### EXERCISE
Images are excluded; otherwise, output every record exactly.

Records from a data collection:

----

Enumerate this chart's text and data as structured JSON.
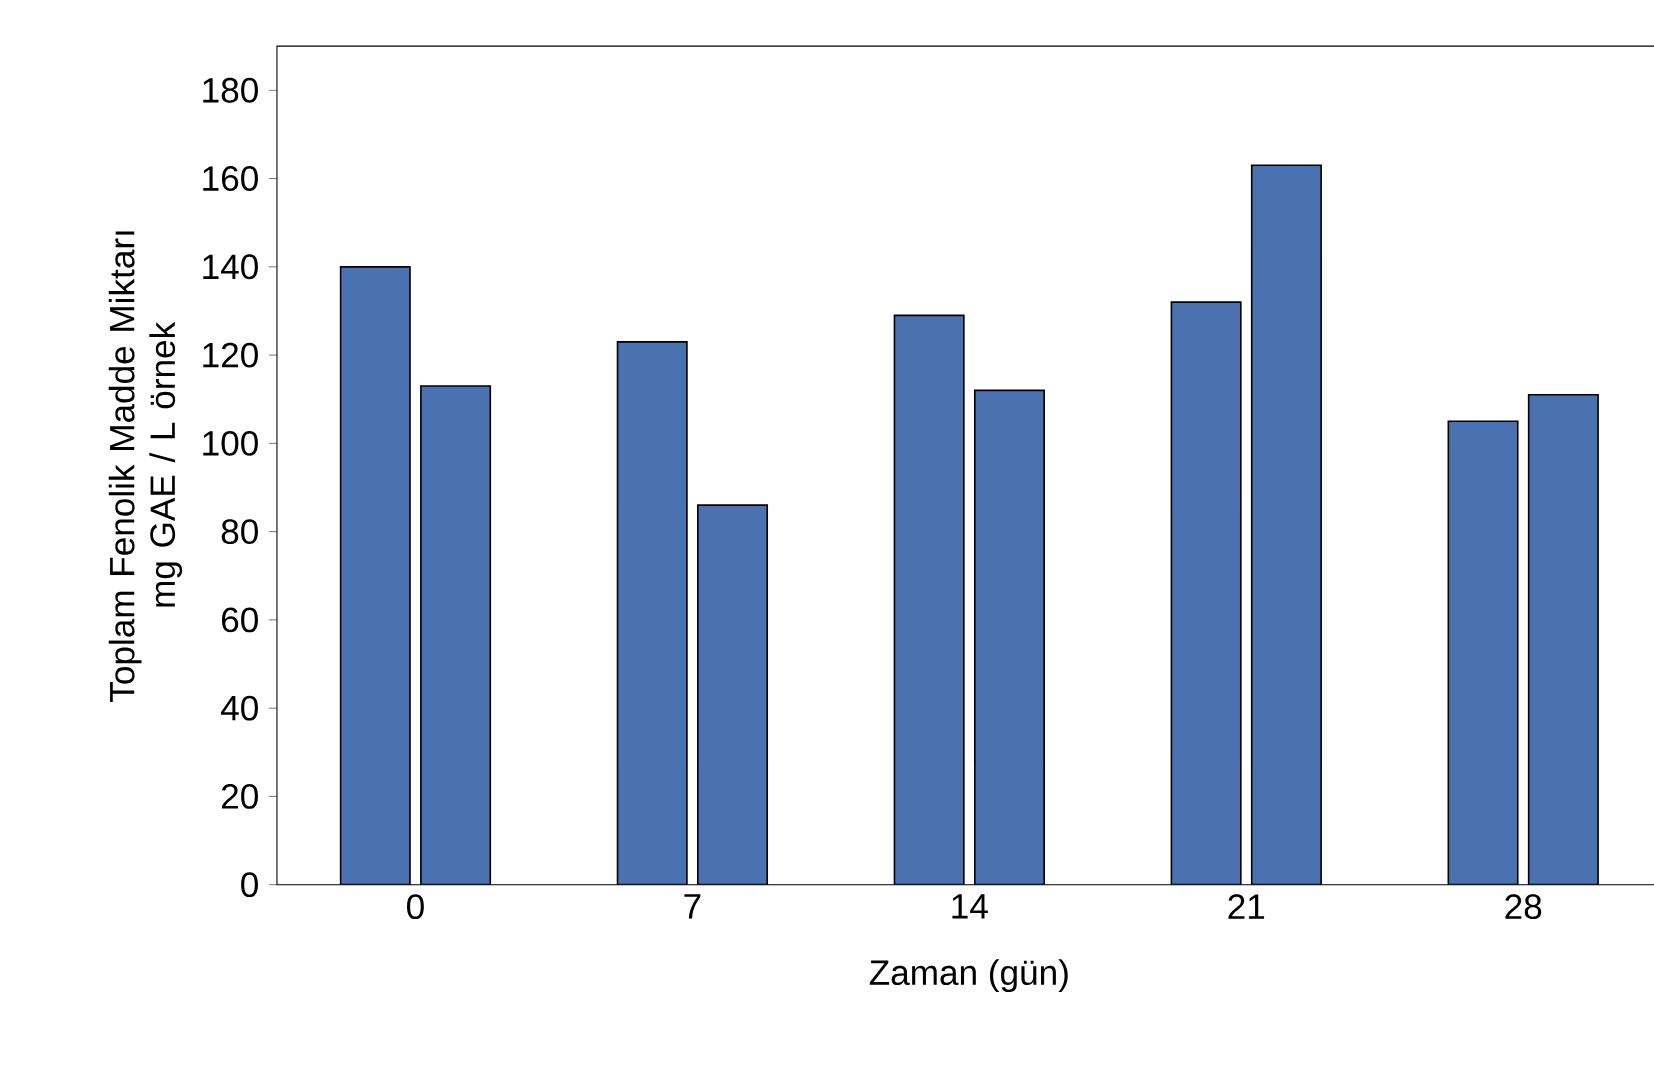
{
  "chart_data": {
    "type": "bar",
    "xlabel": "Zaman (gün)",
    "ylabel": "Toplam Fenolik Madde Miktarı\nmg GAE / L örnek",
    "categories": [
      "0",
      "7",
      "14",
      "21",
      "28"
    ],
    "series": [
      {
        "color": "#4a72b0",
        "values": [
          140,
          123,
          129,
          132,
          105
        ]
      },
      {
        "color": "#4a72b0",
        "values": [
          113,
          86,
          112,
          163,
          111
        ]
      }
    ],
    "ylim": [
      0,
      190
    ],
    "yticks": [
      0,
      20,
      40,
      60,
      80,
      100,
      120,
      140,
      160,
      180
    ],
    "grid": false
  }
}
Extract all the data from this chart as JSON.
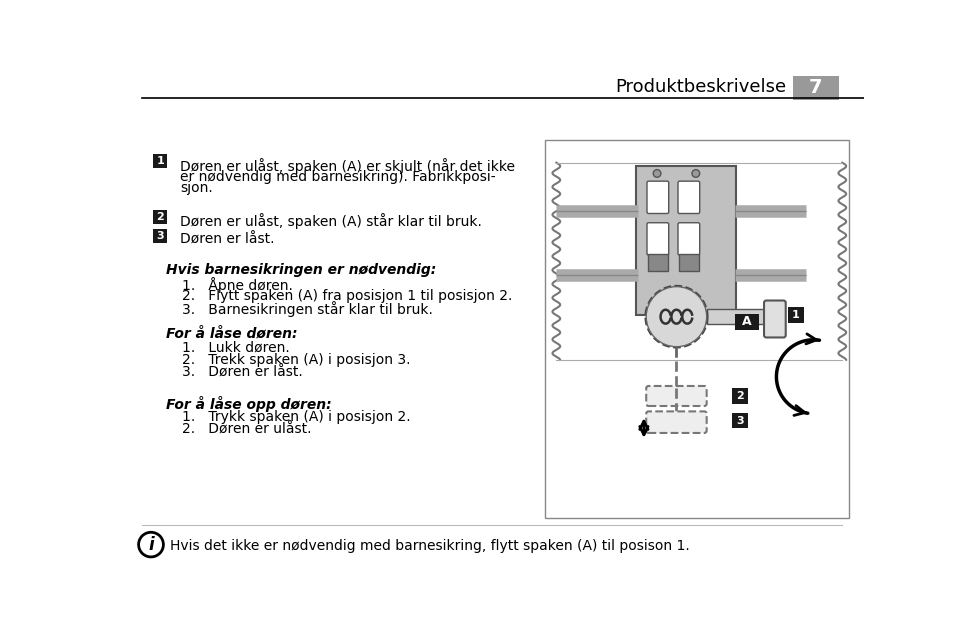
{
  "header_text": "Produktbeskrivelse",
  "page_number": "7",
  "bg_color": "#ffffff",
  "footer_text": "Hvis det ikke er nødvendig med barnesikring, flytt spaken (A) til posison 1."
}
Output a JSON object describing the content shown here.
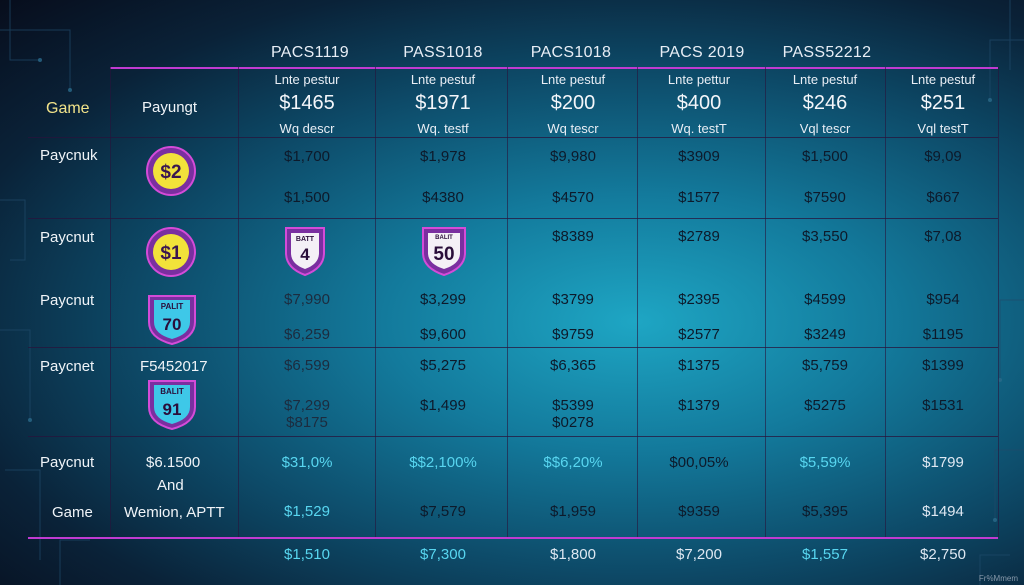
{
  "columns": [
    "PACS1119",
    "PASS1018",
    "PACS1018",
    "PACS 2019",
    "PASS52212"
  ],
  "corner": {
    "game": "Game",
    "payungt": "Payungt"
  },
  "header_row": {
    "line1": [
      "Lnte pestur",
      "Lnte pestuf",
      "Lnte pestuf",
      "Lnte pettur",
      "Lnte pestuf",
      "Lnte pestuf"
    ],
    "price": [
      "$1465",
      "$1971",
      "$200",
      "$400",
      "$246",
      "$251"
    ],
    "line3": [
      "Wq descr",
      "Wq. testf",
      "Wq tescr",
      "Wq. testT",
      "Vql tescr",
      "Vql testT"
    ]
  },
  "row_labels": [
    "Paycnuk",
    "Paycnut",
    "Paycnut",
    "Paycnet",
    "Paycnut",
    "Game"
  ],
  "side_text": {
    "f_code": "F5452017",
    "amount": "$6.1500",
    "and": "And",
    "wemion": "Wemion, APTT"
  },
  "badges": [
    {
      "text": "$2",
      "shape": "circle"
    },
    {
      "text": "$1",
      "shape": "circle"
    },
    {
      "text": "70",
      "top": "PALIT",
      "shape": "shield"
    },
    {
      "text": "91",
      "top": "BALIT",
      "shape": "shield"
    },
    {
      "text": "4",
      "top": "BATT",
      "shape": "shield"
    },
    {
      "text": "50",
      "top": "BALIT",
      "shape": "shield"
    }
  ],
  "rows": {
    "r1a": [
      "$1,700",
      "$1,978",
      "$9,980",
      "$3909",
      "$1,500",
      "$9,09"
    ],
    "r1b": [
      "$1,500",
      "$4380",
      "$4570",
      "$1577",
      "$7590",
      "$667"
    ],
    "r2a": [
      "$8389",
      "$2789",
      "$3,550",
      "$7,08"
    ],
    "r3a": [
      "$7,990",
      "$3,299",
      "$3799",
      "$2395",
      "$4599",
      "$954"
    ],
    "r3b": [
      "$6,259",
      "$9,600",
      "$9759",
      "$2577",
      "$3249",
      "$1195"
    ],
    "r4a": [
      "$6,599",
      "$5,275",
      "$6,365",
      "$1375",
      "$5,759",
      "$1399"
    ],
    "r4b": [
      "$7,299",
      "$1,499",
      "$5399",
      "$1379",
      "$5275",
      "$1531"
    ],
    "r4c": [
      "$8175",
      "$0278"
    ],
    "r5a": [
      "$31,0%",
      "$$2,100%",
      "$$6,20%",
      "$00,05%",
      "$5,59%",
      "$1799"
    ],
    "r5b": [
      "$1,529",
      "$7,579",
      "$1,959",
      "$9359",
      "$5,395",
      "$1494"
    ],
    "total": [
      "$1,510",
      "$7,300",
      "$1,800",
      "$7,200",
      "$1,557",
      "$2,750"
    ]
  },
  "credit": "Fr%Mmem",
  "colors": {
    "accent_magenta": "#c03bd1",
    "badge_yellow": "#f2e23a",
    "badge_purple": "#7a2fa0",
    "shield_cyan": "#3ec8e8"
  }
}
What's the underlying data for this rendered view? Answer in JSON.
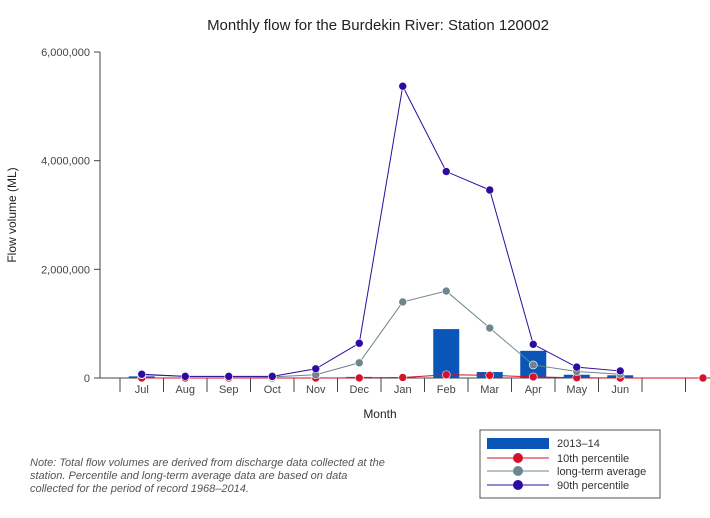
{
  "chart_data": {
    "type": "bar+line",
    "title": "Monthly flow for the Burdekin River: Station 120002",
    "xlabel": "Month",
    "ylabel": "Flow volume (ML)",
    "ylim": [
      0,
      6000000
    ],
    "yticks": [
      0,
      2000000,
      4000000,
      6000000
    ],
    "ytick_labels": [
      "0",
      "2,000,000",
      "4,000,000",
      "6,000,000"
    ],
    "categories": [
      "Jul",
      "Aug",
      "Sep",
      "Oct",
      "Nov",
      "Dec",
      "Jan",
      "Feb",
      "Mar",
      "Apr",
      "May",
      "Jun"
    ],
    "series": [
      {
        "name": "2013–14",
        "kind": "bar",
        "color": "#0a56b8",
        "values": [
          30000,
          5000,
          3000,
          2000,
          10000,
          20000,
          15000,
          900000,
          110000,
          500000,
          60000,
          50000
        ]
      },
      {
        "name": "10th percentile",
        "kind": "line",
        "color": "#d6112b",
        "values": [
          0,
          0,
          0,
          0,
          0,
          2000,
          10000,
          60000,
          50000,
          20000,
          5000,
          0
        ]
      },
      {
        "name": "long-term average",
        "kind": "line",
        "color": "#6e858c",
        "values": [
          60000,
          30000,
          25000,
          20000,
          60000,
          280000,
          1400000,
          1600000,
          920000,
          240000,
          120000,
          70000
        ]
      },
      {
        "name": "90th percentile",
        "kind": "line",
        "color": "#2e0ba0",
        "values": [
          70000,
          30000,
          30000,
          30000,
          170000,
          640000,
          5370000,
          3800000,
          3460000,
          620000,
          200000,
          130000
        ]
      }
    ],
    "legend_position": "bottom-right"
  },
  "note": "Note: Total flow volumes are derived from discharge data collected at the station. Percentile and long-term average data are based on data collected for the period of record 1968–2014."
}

----

### REPLY
Enumerate this chart's text and data as structured JSON.
{
  "chart_data": {
    "type": "bar",
    "xlabel": "Zaman (gün)",
    "ylabel": "Toplam Fenolik Madde Miktarı\nmg GAE / L örnek",
    "categories": [
      "0",
      "7",
      "14",
      "21",
      "28"
    ],
    "series": [
      {
        "color": "#4a72b0",
        "values": [
          140,
          123,
          129,
          132,
          105
        ]
      },
      {
        "color": "#4a72b0",
        "values": [
          113,
          86,
          112,
          163,
          111
        ]
      }
    ],
    "ylim": [
      0,
      190
    ],
    "yticks": [
      0,
      20,
      40,
      60,
      80,
      100,
      120,
      140,
      160,
      180
    ],
    "grid": false
  }
}
Extract all the data from this chart as JSON.
{
  "header_text": "Produktbeskrivelse",
  "page_number": "7",
  "bg_color": "#ffffff",
  "footer_text": "Hvis det ikke er nødvendig med barnesikring, flytt spaken (A) til posison 1."
}
Output a JSON object describing the content shown here.
{
  "columns": [
    "PACS1119",
    "PASS1018",
    "PACS1018",
    "PACS 2019",
    "PASS52212"
  ],
  "corner": {
    "game": "Game",
    "payungt": "Payungt"
  },
  "header_row": {
    "line1": [
      "Lnte pestur",
      "Lnte pestuf",
      "Lnte pestuf",
      "Lnte pettur",
      "Lnte pestuf",
      "Lnte pestuf"
    ],
    "price": [
      "$1465",
      "$1971",
      "$200",
      "$400",
      "$246",
      "$251"
    ],
    "line3": [
      "Wq descr",
      "Wq. testf",
      "Wq tescr",
      "Wq. testT",
      "Vql tescr",
      "Vql testT"
    ]
  },
  "row_labels": [
    "Paycnuk",
    "Paycnut",
    "Paycnut",
    "Paycnet",
    "Paycnut",
    "Game"
  ],
  "side_text": {
    "f_code": "F5452017",
    "amount": "$6.1500",
    "and": "And",
    "wemion": "Wemion, APTT"
  },
  "badges": [
    {
      "text": "$2",
      "shape": "circle"
    },
    {
      "text": "$1",
      "shape": "circle"
    },
    {
      "text": "70",
      "top": "PALIT",
      "shape": "shield"
    },
    {
      "text": "91",
      "top": "BALIT",
      "shape": "shield"
    },
    {
      "text": "4",
      "top": "BATT",
      "shape": "shield"
    },
    {
      "text": "50",
      "top": "BALIT",
      "shape": "shield"
    }
  ],
  "rows": {
    "r1a": [
      "$1,700",
      "$1,978",
      "$9,980",
      "$3909",
      "$1,500",
      "$9,09"
    ],
    "r1b": [
      "$1,500",
      "$4380",
      "$4570",
      "$1577",
      "$7590",
      "$667"
    ],
    "r2a": [
      "$8389",
      "$2789",
      "$3,550",
      "$7,08"
    ],
    "r3a": [
      "$7,990",
      "$3,299",
      "$3799",
      "$2395",
      "$4599",
      "$954"
    ],
    "r3b": [
      "$6,259",
      "$9,600",
      "$9759",
      "$2577",
      "$3249",
      "$1195"
    ],
    "r4a": [
      "$6,599",
      "$5,275",
      "$6,365",
      "$1375",
      "$5,759",
      "$1399"
    ],
    "r4b": [
      "$7,299",
      "$1,499",
      "$5399",
      "$1379",
      "$5275",
      "$1531"
    ],
    "r4c": [
      "$8175",
      "$0278"
    ],
    "r5a": [
      "$31,0%",
      "$$2,100%",
      "$$6,20%",
      "$00,05%",
      "$5,59%",
      "$1799"
    ],
    "r5b": [
      "$1,529",
      "$7,579",
      "$1,959",
      "$9359",
      "$5,395",
      "$1494"
    ],
    "total": [
      "$1,510",
      "$7,300",
      "$1,800",
      "$7,200",
      "$1,557",
      "$2,750"
    ]
  },
  "credit": "Fr%Mmem",
  "colors": {
    "accent_magenta": "#c03bd1",
    "badge_yellow": "#f2e23a",
    "badge_purple": "#7a2fa0",
    "shield_cyan": "#3ec8e8"
  }
}
What's the underlying data for this rendered view? Answer in JSON.
{
  "chart_data": {
    "type": "bar+line",
    "title": "Monthly flow for the Burdekin River: Station 120002",
    "xlabel": "Month",
    "ylabel": "Flow volume (ML)",
    "ylim": [
      0,
      6000000
    ],
    "yticks": [
      0,
      2000000,
      4000000,
      6000000
    ],
    "ytick_labels": [
      "0",
      "2,000,000",
      "4,000,000",
      "6,000,000"
    ],
    "categories": [
      "Jul",
      "Aug",
      "Sep",
      "Oct",
      "Nov",
      "Dec",
      "Jan",
      "Feb",
      "Mar",
      "Apr",
      "May",
      "Jun"
    ],
    "series": [
      {
        "name": "2013–14",
        "kind": "bar",
        "color": "#0a56b8",
        "values": [
          30000,
          5000,
          3000,
          2000,
          10000,
          20000,
          15000,
          900000,
          110000,
          500000,
          60000,
          50000
        ]
      },
      {
        "name": "10th percentile",
        "kind": "line",
        "color": "#d6112b",
        "values": [
          0,
          0,
          0,
          0,
          0,
          2000,
          10000,
          60000,
          50000,
          20000,
          5000,
          0
        ]
      },
      {
        "name": "long-term average",
        "kind": "line",
        "color": "#6e858c",
        "values": [
          60000,
          30000,
          25000,
          20000,
          60000,
          280000,
          1400000,
          1600000,
          920000,
          240000,
          120000,
          70000
        ]
      },
      {
        "name": "90th percentile",
        "kind": "line",
        "color": "#2e0ba0",
        "values": [
          70000,
          30000,
          30000,
          30000,
          170000,
          640000,
          5370000,
          3800000,
          3460000,
          620000,
          200000,
          130000
        ]
      }
    ],
    "legend_position": "bottom-right"
  },
  "note": "Note: Total flow volumes are derived from discharge data collected at the station. Percentile and long-term average data are based on data collected for the period of record 1968–2014."
}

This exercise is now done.